Goal: Below is a block of records; reproduce all of them exactly and leave out any pictures.

········

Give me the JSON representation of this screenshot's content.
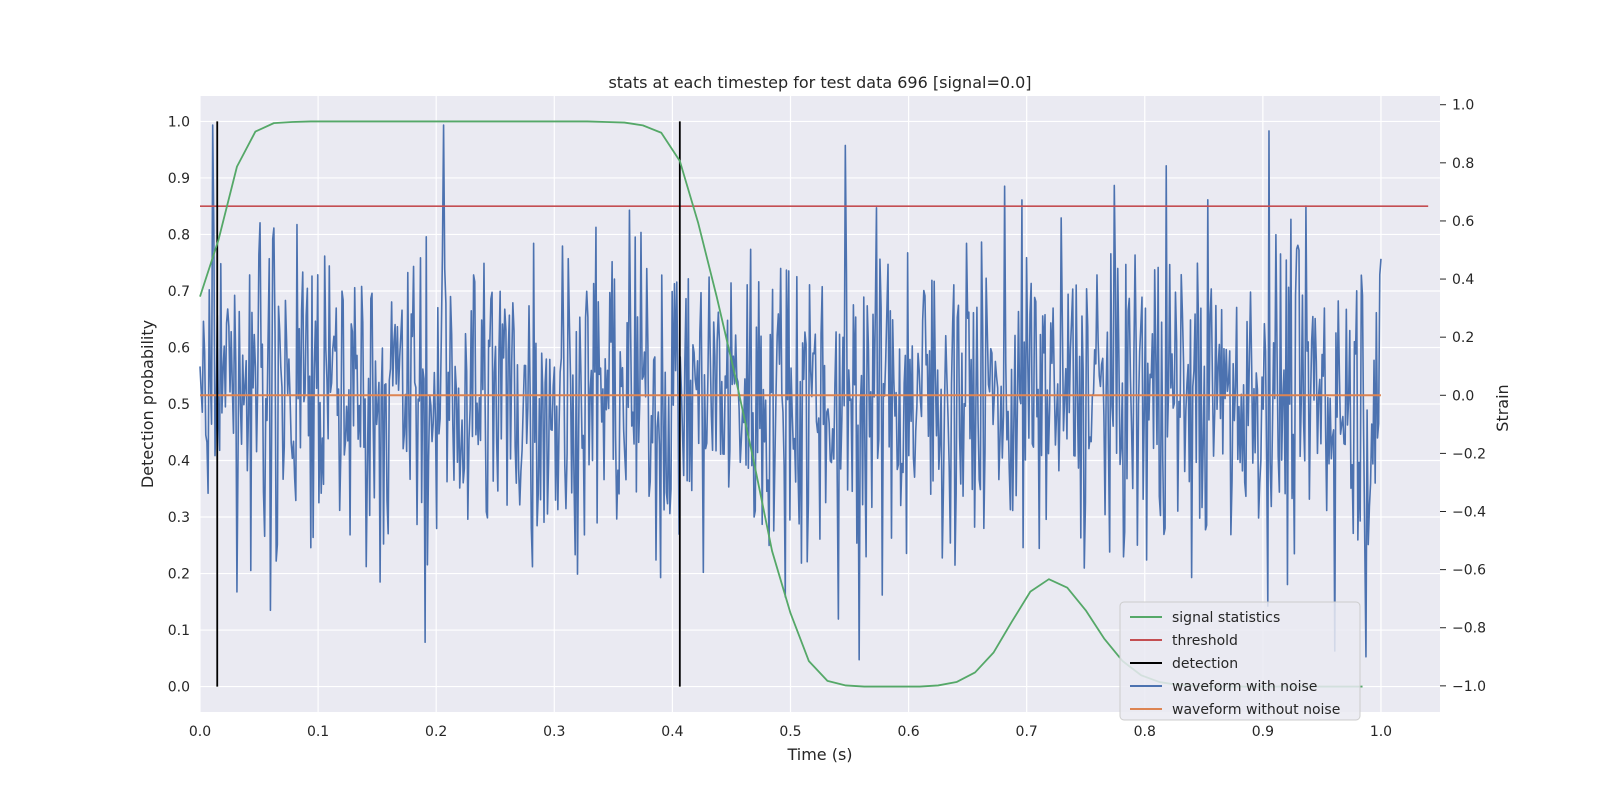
{
  "chart_data": {
    "type": "line",
    "title": "stats at each timestep for test data 696 [signal=0.0]",
    "xlabel": "Time (s)",
    "ylabel": "Detection probability",
    "y2label": "Strain",
    "xlim": [
      0.0,
      1.05
    ],
    "ylim": [
      -0.045,
      1.045
    ],
    "y2lim": [
      -1.09,
      1.03
    ],
    "xticks": [
      "0.0",
      "0.1",
      "0.2",
      "0.3",
      "0.4",
      "0.5",
      "0.6",
      "0.7",
      "0.8",
      "0.9",
      "1.0"
    ],
    "yticks": [
      "0.0",
      "0.1",
      "0.2",
      "0.3",
      "0.4",
      "0.5",
      "0.6",
      "0.7",
      "0.8",
      "0.9",
      "1.0"
    ],
    "y2ticks": [
      "−1.0",
      "−0.8",
      "−0.6",
      "−0.4",
      "−0.2",
      "0.0",
      "0.2",
      "0.4",
      "0.6",
      "0.8",
      "1.0"
    ],
    "grid": true,
    "legend_position": "lower-right",
    "colors": {
      "signal_statistics": "#55a868",
      "threshold": "#c44e52",
      "detection": "#000000",
      "waveform_with_noise": "#4c72b0",
      "waveform_without_noise": "#dd8452",
      "plot_background": "#eaeaf2",
      "grid": "#ffffff"
    },
    "signal_statistics": {
      "name": "signal statistics",
      "x": [
        0.0,
        0.0156,
        0.0313,
        0.0469,
        0.0625,
        0.0781,
        0.0938,
        0.1094,
        0.125,
        0.1406,
        0.1563,
        0.1719,
        0.1875,
        0.2031,
        0.2188,
        0.2344,
        0.25,
        0.2656,
        0.2813,
        0.2969,
        0.3125,
        0.3281,
        0.3438,
        0.3594,
        0.375,
        0.3906,
        0.4063,
        0.4219,
        0.4375,
        0.4531,
        0.4688,
        0.4844,
        0.5,
        0.5156,
        0.5313,
        0.5469,
        0.5625,
        0.5781,
        0.5938,
        0.6094,
        0.625,
        0.6406,
        0.6563,
        0.6719,
        0.6875,
        0.7031,
        0.7188,
        0.7344,
        0.75,
        0.7656,
        0.7813,
        0.7969,
        0.8125,
        0.8281,
        0.8438,
        0.8594,
        0.875,
        0.8906,
        0.9063,
        0.9219,
        0.9375,
        0.9531,
        0.9688,
        0.9844
      ],
      "y": [
        0.69,
        0.79,
        0.92,
        0.982,
        0.997,
        0.999,
        1.0,
        1.0,
        1.0,
        1.0,
        1.0,
        1.0,
        1.0,
        1.0,
        1.0,
        1.0,
        1.0,
        1.0,
        1.0,
        1.0,
        1.0,
        1.0,
        0.999,
        0.998,
        0.993,
        0.98,
        0.93,
        0.82,
        0.69,
        0.55,
        0.4,
        0.24,
        0.13,
        0.045,
        0.01,
        0.002,
        0.0,
        0.0,
        0.0,
        0.0,
        0.002,
        0.008,
        0.025,
        0.06,
        0.115,
        0.168,
        0.19,
        0.175,
        0.135,
        0.085,
        0.045,
        0.02,
        0.008,
        0.003,
        0.001,
        0.0,
        0.0,
        0.0,
        0.0,
        0.0,
        0.0,
        0.0,
        0.0,
        0.0
      ]
    },
    "threshold": {
      "name": "threshold",
      "value": 0.85,
      "x_range": [
        0.0,
        1.04
      ]
    },
    "detection": {
      "name": "detection",
      "x": [
        0.0146,
        0.4063
      ],
      "y_range": [
        0.0,
        1.0
      ]
    },
    "waveform_with_noise": {
      "name": "waveform with noise",
      "axis": "right",
      "x_range": [
        0.0,
        1.0
      ],
      "n_points": 1024,
      "approx_std": 0.27,
      "peaks": [
        [
          0.0107,
          0.93
        ],
        [
          0.2061,
          0.93
        ],
        [
          0.9048,
          0.91
        ],
        [
          0.5464,
          0.86
        ],
        [
          0.8184,
          0.79
        ]
      ],
      "troughs": [
        [
          0.5577,
          -0.91
        ],
        [
          0.1904,
          -0.85
        ],
        [
          0.9612,
          -0.88
        ],
        [
          0.9877,
          -0.9
        ],
        [
          0.5405,
          -0.77
        ]
      ]
    },
    "waveform_without_noise": {
      "name": "waveform without noise",
      "axis": "right",
      "value": 0.0,
      "x_range": [
        0.0,
        1.0
      ]
    }
  }
}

········

Reply:
Give me the JSON representation of this screenshot's content.
{
  "chart_data": {
    "type": "line",
    "title": "stats at each timestep for test data 696 [signal=0.0]",
    "xlabel": "Time (s)",
    "ylabel": "Detection probability",
    "y2label": "Strain",
    "xlim": [
      0.0,
      1.05
    ],
    "ylim": [
      -0.045,
      1.045
    ],
    "y2lim": [
      -1.09,
      1.03
    ],
    "xticks": [
      "0.0",
      "0.1",
      "0.2",
      "0.3",
      "0.4",
      "0.5",
      "0.6",
      "0.7",
      "0.8",
      "0.9",
      "1.0"
    ],
    "yticks": [
      "0.0",
      "0.1",
      "0.2",
      "0.3",
      "0.4",
      "0.5",
      "0.6",
      "0.7",
      "0.8",
      "0.9",
      "1.0"
    ],
    "y2ticks": [
      "−1.0",
      "−0.8",
      "−0.6",
      "−0.4",
      "−0.2",
      "0.0",
      "0.2",
      "0.4",
      "0.6",
      "0.8",
      "1.0"
    ],
    "grid": true,
    "legend_position": "lower-right",
    "colors": {
      "signal_statistics": "#55a868",
      "threshold": "#c44e52",
      "detection": "#000000",
      "waveform_with_noise": "#4c72b0",
      "waveform_without_noise": "#dd8452",
      "plot_background": "#eaeaf2",
      "grid": "#ffffff"
    },
    "signal_statistics": {
      "name": "signal statistics",
      "x": [
        0.0,
        0.0156,
        0.0313,
        0.0469,
        0.0625,
        0.0781,
        0.0938,
        0.1094,
        0.125,
        0.1406,
        0.1563,
        0.1719,
        0.1875,
        0.2031,
        0.2188,
        0.2344,
        0.25,
        0.2656,
        0.2813,
        0.2969,
        0.3125,
        0.3281,
        0.3438,
        0.3594,
        0.375,
        0.3906,
        0.4063,
        0.4219,
        0.4375,
        0.4531,
        0.4688,
        0.4844,
        0.5,
        0.5156,
        0.5313,
        0.5469,
        0.5625,
        0.5781,
        0.5938,
        0.6094,
        0.625,
        0.6406,
        0.6563,
        0.6719,
        0.6875,
        0.7031,
        0.7188,
        0.7344,
        0.75,
        0.7656,
        0.7813,
        0.7969,
        0.8125,
        0.8281,
        0.8438,
        0.8594,
        0.875,
        0.8906,
        0.9063,
        0.9219,
        0.9375,
        0.9531,
        0.9688,
        0.9844
      ],
      "y": [
        0.69,
        0.79,
        0.92,
        0.982,
        0.997,
        0.999,
        1.0,
        1.0,
        1.0,
        1.0,
        1.0,
        1.0,
        1.0,
        1.0,
        1.0,
        1.0,
        1.0,
        1.0,
        1.0,
        1.0,
        1.0,
        1.0,
        0.999,
        0.998,
        0.993,
        0.98,
        0.93,
        0.82,
        0.69,
        0.55,
        0.4,
        0.24,
        0.13,
        0.045,
        0.01,
        0.002,
        0.0,
        0.0,
        0.0,
        0.0,
        0.002,
        0.008,
        0.025,
        0.06,
        0.115,
        0.168,
        0.19,
        0.175,
        0.135,
        0.085,
        0.045,
        0.02,
        0.008,
        0.003,
        0.001,
        0.0,
        0.0,
        0.0,
        0.0,
        0.0,
        0.0,
        0.0,
        0.0,
        0.0
      ]
    },
    "threshold": {
      "name": "threshold",
      "value": 0.85,
      "x_range": [
        0.0,
        1.04
      ]
    },
    "detection": {
      "name": "detection",
      "x": [
        0.0146,
        0.4063
      ],
      "y_range": [
        0.0,
        1.0
      ]
    },
    "waveform_with_noise": {
      "name": "waveform with noise",
      "axis": "right",
      "x_range": [
        0.0,
        1.0
      ],
      "n_points": 1024,
      "approx_std": 0.27,
      "peaks": [
        [
          0.0107,
          0.93
        ],
        [
          0.2061,
          0.93
        ],
        [
          0.9048,
          0.91
        ],
        [
          0.5464,
          0.86
        ],
        [
          0.8184,
          0.79
        ]
      ],
      "troughs": [
        [
          0.5577,
          -0.91
        ],
        [
          0.1904,
          -0.85
        ],
        [
          0.9612,
          -0.88
        ],
        [
          0.9877,
          -0.9
        ],
        [
          0.5405,
          -0.77
        ]
      ]
    },
    "waveform_without_noise": {
      "name": "waveform without noise",
      "axis": "right",
      "value": 0.0,
      "x_range": [
        0.0,
        1.0
      ]
    }
  }
}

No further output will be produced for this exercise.